Task instructions. Pull out all lines from the listing below in which the word "consensus" appears.

(Stored data entries)
((

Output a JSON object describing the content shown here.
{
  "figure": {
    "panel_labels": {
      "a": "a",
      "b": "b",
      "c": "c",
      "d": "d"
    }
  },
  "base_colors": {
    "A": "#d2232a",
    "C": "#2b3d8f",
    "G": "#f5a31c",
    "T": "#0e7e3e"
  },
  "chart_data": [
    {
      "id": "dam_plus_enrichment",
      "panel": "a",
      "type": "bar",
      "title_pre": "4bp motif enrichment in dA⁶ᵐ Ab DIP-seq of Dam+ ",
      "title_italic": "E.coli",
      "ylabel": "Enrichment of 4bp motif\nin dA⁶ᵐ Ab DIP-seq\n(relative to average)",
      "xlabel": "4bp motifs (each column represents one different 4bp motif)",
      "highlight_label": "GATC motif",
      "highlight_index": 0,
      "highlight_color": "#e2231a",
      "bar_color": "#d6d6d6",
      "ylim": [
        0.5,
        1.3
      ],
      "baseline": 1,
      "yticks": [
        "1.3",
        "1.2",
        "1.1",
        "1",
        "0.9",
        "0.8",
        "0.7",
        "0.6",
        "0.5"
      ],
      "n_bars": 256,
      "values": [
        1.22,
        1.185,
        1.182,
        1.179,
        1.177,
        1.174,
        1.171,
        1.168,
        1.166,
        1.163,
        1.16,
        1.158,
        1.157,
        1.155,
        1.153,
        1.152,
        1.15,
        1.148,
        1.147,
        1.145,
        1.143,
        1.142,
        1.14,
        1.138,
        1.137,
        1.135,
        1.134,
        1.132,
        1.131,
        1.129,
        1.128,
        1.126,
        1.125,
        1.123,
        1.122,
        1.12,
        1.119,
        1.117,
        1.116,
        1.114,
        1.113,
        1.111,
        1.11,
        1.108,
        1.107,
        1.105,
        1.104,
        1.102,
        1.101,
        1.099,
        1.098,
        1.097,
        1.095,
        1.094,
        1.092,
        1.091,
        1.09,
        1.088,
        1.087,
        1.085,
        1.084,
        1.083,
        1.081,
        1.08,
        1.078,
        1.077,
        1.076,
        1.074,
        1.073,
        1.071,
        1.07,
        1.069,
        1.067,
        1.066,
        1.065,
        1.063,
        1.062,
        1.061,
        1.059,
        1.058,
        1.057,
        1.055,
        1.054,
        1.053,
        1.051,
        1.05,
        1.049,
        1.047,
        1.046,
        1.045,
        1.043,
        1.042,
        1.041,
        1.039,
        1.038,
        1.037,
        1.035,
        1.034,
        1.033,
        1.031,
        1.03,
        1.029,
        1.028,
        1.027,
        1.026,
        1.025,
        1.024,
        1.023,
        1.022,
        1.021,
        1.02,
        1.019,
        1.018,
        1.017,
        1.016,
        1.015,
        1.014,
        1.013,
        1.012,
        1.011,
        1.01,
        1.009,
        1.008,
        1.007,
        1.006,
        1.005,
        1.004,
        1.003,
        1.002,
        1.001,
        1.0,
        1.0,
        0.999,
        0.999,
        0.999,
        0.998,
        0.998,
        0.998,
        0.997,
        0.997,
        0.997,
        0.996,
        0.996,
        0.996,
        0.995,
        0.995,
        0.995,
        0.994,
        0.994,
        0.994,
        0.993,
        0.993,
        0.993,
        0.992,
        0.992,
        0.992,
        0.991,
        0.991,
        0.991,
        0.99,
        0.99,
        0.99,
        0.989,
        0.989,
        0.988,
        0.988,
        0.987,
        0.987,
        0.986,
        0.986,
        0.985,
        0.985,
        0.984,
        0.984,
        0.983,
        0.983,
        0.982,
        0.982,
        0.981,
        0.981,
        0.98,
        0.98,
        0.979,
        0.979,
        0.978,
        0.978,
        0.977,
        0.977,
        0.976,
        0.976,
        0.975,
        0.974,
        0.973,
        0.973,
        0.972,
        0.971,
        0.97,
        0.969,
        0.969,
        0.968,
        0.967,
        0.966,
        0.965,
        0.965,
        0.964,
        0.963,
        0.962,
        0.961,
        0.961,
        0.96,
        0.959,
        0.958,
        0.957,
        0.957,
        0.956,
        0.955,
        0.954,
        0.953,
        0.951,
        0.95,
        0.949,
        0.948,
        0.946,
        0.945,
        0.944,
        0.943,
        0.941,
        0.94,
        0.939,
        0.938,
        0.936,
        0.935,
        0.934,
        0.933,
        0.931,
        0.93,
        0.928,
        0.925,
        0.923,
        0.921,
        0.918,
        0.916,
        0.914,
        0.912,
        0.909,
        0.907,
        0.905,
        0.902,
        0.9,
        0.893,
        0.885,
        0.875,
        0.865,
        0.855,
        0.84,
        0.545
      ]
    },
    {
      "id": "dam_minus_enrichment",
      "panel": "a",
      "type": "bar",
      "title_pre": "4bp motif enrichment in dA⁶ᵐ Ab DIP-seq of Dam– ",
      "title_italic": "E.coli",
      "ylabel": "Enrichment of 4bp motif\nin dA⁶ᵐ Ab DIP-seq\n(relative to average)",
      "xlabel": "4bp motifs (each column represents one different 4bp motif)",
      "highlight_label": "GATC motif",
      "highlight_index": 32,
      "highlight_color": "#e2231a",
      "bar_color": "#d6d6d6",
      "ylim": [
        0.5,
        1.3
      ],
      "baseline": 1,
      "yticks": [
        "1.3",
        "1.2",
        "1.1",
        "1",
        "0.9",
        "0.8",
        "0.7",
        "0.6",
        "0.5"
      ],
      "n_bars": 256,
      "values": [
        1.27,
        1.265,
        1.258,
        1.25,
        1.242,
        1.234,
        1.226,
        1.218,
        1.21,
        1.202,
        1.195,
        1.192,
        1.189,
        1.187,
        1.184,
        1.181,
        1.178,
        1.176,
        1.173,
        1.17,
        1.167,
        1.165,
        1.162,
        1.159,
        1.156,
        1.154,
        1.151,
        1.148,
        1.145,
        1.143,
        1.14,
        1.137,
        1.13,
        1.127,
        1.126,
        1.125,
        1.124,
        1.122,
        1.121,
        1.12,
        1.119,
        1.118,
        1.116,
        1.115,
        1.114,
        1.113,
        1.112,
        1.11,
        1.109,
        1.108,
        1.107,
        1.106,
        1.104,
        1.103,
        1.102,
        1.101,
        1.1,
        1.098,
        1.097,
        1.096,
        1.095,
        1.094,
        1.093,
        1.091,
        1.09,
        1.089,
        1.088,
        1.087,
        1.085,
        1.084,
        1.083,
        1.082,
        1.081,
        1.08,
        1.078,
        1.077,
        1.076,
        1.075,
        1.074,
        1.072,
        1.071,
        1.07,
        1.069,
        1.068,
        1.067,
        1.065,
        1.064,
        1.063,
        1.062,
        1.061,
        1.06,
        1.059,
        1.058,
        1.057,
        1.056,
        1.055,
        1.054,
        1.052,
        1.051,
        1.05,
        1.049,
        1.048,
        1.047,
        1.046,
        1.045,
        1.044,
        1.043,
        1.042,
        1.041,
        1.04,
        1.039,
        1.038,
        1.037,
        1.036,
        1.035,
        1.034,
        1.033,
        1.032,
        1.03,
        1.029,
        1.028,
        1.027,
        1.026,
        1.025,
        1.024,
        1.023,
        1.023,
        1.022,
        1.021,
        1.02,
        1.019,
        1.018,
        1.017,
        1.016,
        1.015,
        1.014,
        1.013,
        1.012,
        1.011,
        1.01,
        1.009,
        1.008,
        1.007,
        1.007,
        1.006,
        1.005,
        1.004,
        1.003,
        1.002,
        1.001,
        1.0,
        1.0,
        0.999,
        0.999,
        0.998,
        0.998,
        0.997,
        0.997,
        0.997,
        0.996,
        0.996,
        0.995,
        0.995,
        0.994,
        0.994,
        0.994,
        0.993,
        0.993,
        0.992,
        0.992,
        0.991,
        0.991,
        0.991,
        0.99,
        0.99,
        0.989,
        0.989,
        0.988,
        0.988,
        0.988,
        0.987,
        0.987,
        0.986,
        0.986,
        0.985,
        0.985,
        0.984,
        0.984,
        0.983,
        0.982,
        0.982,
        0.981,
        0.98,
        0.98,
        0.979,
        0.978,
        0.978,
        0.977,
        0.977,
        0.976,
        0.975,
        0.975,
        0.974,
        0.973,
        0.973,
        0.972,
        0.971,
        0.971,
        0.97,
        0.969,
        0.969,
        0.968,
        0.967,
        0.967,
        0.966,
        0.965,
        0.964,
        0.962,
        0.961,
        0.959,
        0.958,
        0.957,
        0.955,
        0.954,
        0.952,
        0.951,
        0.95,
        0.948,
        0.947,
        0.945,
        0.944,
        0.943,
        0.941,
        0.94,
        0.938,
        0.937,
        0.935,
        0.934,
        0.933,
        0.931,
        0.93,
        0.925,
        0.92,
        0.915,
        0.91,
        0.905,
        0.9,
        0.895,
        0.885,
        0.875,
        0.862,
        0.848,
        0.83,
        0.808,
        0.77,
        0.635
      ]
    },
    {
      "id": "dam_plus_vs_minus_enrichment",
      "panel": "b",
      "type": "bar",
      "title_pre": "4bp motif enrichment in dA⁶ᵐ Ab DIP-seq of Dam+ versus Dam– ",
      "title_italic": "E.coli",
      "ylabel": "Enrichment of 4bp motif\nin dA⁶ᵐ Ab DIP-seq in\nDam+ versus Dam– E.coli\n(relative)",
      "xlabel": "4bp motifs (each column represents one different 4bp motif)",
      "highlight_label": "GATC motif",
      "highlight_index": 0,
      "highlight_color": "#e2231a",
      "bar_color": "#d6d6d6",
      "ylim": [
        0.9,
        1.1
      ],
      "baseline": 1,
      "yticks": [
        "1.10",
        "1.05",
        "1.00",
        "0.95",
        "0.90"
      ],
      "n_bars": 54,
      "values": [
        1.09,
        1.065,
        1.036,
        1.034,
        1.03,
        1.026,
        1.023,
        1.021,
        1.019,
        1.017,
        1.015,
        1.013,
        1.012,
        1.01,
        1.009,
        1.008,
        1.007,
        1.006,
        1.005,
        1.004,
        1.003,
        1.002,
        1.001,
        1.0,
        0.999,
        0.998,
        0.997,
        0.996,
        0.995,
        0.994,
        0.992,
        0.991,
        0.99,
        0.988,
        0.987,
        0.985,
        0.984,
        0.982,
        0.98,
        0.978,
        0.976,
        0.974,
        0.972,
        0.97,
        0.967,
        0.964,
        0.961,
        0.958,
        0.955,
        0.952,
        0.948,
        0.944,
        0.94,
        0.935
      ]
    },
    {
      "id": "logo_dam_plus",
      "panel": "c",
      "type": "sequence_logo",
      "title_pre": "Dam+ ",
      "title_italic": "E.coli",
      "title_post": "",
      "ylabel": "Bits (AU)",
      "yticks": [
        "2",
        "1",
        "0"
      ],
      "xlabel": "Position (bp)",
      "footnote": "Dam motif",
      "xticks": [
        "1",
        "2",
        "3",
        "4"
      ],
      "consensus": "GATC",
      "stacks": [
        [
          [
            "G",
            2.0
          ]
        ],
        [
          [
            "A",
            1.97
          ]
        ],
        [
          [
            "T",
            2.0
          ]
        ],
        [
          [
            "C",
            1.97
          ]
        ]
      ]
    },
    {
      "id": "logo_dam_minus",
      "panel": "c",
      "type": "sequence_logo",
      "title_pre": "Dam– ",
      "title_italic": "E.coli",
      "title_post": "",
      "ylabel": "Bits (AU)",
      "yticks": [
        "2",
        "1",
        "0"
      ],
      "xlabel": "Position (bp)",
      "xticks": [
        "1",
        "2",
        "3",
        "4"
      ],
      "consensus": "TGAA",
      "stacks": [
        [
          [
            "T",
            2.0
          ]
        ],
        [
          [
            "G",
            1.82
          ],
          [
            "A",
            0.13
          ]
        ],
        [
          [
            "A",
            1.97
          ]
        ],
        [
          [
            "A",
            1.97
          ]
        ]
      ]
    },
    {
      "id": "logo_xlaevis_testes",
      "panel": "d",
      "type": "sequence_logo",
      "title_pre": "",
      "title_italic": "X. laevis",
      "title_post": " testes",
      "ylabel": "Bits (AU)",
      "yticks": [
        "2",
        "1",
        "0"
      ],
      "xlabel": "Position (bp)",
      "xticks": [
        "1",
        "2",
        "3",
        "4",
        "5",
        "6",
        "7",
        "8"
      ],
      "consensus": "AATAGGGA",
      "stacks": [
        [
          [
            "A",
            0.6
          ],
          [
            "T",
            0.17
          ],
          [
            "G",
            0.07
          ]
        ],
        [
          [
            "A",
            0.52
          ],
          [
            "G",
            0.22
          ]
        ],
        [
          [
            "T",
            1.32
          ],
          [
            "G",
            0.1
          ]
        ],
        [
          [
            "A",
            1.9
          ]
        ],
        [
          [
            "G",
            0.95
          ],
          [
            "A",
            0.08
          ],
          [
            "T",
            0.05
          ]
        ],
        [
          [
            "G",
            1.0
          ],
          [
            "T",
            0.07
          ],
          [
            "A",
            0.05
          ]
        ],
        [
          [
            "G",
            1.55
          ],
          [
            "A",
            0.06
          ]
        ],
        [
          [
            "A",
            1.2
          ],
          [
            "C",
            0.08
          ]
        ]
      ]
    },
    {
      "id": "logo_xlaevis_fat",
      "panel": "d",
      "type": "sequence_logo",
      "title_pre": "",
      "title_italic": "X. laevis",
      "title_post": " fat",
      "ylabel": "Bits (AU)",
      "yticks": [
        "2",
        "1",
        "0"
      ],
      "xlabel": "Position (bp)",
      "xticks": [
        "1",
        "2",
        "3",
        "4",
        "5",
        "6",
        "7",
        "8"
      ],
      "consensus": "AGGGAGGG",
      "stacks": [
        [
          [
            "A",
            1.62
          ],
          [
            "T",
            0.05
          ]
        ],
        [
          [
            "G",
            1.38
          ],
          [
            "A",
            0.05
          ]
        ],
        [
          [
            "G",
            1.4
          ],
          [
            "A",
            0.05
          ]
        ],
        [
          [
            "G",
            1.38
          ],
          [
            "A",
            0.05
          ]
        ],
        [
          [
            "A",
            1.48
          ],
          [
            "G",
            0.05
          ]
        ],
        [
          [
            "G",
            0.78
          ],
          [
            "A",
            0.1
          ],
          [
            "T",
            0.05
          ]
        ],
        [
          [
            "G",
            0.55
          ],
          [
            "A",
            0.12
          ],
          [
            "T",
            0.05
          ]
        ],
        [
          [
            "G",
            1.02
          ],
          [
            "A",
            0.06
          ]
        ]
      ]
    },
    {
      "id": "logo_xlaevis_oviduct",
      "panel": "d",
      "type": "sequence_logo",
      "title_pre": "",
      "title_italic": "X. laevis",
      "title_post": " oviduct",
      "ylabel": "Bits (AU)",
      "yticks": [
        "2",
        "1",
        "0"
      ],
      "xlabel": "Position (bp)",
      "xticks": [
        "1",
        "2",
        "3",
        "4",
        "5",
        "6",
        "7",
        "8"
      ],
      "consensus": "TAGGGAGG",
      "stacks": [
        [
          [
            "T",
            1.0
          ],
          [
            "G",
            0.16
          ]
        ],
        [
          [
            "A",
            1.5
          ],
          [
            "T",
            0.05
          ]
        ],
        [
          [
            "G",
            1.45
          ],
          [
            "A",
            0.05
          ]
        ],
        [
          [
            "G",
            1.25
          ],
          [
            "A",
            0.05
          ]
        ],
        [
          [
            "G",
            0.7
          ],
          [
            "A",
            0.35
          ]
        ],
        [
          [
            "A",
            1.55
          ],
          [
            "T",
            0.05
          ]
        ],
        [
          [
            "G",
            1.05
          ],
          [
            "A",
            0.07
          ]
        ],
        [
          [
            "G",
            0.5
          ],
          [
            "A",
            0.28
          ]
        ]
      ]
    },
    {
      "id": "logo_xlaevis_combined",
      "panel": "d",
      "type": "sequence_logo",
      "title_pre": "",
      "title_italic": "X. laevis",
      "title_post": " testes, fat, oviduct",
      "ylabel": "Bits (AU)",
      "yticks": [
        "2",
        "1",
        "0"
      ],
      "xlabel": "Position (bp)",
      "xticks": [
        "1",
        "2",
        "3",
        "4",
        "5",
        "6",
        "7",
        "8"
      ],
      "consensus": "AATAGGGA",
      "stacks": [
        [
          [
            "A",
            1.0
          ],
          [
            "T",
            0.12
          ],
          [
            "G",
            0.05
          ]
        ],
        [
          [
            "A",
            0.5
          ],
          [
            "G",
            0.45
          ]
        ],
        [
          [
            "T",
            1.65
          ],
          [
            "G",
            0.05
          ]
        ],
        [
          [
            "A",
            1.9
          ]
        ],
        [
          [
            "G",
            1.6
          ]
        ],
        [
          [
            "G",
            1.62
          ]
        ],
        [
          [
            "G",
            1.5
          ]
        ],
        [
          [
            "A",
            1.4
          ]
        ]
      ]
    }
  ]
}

))

Response.
      "consensus": "GATC",
      "consensus": "TGAA",
      "consensus": "AATAGGGA",
      "consensus": "AGGGAGGG",
      "consensus": "TAGGGAGG",
      "consensus": "AATAGGGA",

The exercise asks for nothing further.